▶ Work required
Each entry must be reproduced precisely as it stands.

━━━ Data for this task

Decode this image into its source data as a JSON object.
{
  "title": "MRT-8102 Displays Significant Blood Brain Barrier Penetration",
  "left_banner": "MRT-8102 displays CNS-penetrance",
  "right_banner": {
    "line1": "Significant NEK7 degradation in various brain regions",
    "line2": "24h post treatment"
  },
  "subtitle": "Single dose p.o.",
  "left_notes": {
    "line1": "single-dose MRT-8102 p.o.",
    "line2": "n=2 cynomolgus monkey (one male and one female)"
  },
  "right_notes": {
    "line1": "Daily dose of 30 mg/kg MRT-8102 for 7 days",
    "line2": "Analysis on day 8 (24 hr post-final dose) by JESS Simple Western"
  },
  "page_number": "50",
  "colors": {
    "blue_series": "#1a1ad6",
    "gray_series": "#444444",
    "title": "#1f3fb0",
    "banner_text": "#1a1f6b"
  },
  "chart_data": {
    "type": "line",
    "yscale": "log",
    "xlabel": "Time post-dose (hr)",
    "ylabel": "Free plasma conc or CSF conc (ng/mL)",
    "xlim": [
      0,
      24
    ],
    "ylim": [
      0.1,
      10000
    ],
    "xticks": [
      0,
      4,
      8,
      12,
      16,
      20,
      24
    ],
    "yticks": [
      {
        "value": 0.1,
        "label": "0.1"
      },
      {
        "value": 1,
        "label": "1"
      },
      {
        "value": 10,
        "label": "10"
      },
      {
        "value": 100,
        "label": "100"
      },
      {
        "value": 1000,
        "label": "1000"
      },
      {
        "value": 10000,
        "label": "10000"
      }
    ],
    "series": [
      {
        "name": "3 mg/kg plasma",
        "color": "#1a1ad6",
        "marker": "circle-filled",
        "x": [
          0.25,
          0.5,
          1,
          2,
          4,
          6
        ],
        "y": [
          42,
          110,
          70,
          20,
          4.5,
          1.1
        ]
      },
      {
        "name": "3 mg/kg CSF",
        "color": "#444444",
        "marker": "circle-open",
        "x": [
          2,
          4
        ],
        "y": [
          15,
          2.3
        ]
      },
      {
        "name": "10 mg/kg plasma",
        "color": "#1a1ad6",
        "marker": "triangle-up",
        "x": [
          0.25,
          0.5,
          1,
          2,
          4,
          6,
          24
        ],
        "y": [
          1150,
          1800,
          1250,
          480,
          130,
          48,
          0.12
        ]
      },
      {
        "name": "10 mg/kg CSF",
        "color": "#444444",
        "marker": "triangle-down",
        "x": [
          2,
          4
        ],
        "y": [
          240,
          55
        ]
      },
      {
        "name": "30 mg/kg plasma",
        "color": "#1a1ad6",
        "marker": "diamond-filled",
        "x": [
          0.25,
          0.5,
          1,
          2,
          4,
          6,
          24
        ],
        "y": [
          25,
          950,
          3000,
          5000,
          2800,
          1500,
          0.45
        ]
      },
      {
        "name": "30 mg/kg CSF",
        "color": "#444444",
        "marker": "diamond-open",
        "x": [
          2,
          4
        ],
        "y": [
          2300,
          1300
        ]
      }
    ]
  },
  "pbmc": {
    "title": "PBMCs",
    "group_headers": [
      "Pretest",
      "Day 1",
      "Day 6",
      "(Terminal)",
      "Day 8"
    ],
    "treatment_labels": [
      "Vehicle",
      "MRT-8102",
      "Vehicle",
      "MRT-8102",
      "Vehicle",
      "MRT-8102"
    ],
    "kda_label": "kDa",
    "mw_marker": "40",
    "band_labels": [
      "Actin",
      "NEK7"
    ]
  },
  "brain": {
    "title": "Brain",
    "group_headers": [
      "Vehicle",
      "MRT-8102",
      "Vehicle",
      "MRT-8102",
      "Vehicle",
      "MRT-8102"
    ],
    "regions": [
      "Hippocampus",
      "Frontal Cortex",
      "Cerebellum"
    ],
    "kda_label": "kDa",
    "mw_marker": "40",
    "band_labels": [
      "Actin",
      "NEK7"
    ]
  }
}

━━━━━━

▶ Answer in full
Decode this image into its source data as a JSON object.
{
  "title": "MRT-8102 Displays Significant Blood Brain Barrier Penetration",
  "left_banner": "MRT-8102 displays CNS-penetrance",
  "right_banner": {
    "line1": "Significant NEK7 degradation in various brain regions",
    "line2": "24h post treatment"
  },
  "subtitle": "Single dose p.o.",
  "left_notes": {
    "line1": "single-dose MRT-8102 p.o.",
    "line2": "n=2 cynomolgus monkey (one male and one female)"
  },
  "right_notes": {
    "line1": "Daily dose of 30 mg/kg MRT-8102 for 7 days",
    "line2": "Analysis on day 8 (24 hr post-final dose) by JESS Simple Western"
  },
  "page_number": "50",
  "colors": {
    "blue_series": "#1a1ad6",
    "gray_series": "#444444",
    "title": "#1f3fb0",
    "banner_text": "#1a1f6b"
  },
  "chart_data": {
    "type": "line",
    "yscale": "log",
    "xlabel": "Time post-dose (hr)",
    "ylabel": "Free plasma conc or CSF conc (ng/mL)",
    "xlim": [
      0,
      24
    ],
    "ylim": [
      0.1,
      10000
    ],
    "xticks": [
      0,
      4,
      8,
      12,
      16,
      20,
      24
    ],
    "yticks": [
      {
        "value": 0.1,
        "label": "0.1"
      },
      {
        "value": 1,
        "label": "1"
      },
      {
        "value": 10,
        "label": "10"
      },
      {
        "value": 100,
        "label": "100"
      },
      {
        "value": 1000,
        "label": "1000"
      },
      {
        "value": 10000,
        "label": "10000"
      }
    ],
    "series": [
      {
        "name": "3 mg/kg plasma",
        "color": "#1a1ad6",
        "marker": "circle-filled",
        "x": [
          0.25,
          0.5,
          1,
          2,
          4,
          6
        ],
        "y": [
          42,
          110,
          70,
          20,
          4.5,
          1.1
        ]
      },
      {
        "name": "3 mg/kg CSF",
        "color": "#444444",
        "marker": "circle-open",
        "x": [
          2,
          4
        ],
        "y": [
          15,
          2.3
        ]
      },
      {
        "name": "10 mg/kg plasma",
        "color": "#1a1ad6",
        "marker": "triangle-up",
        "x": [
          0.25,
          0.5,
          1,
          2,
          4,
          6,
          24
        ],
        "y": [
          1150,
          1800,
          1250,
          480,
          130,
          48,
          0.12
        ]
      },
      {
        "name": "10 mg/kg CSF",
        "color": "#444444",
        "marker": "triangle-down",
        "x": [
          2,
          4
        ],
        "y": [
          240,
          55
        ]
      },
      {
        "name": "30 mg/kg plasma",
        "color": "#1a1ad6",
        "marker": "diamond-filled",
        "x": [
          0.25,
          0.5,
          1,
          2,
          4,
          6,
          24
        ],
        "y": [
          25,
          950,
          3000,
          5000,
          2800,
          1500,
          0.45
        ]
      },
      {
        "name": "30 mg/kg CSF",
        "color": "#444444",
        "marker": "diamond-open",
        "x": [
          2,
          4
        ],
        "y": [
          2300,
          1300
        ]
      }
    ]
  },
  "pbmc": {
    "title": "PBMCs",
    "group_headers": [
      "Pretest",
      "Day 1",
      "Day 6",
      "(Terminal)",
      "Day 8"
    ],
    "treatment_labels": [
      "Vehicle",
      "MRT-8102",
      "Vehicle",
      "MRT-8102",
      "Vehicle",
      "MRT-8102"
    ],
    "kda_label": "kDa",
    "mw_marker": "40",
    "band_labels": [
      "Actin",
      "NEK7"
    ]
  },
  "brain": {
    "title": "Brain",
    "group_headers": [
      "Vehicle",
      "MRT-8102",
      "Vehicle",
      "MRT-8102",
      "Vehicle",
      "MRT-8102"
    ],
    "regions": [
      "Hippocampus",
      "Frontal Cortex",
      "Cerebellum"
    ],
    "kda_label": "kDa",
    "mw_marker": "40",
    "band_labels": [
      "Actin",
      "NEK7"
    ]
  }
}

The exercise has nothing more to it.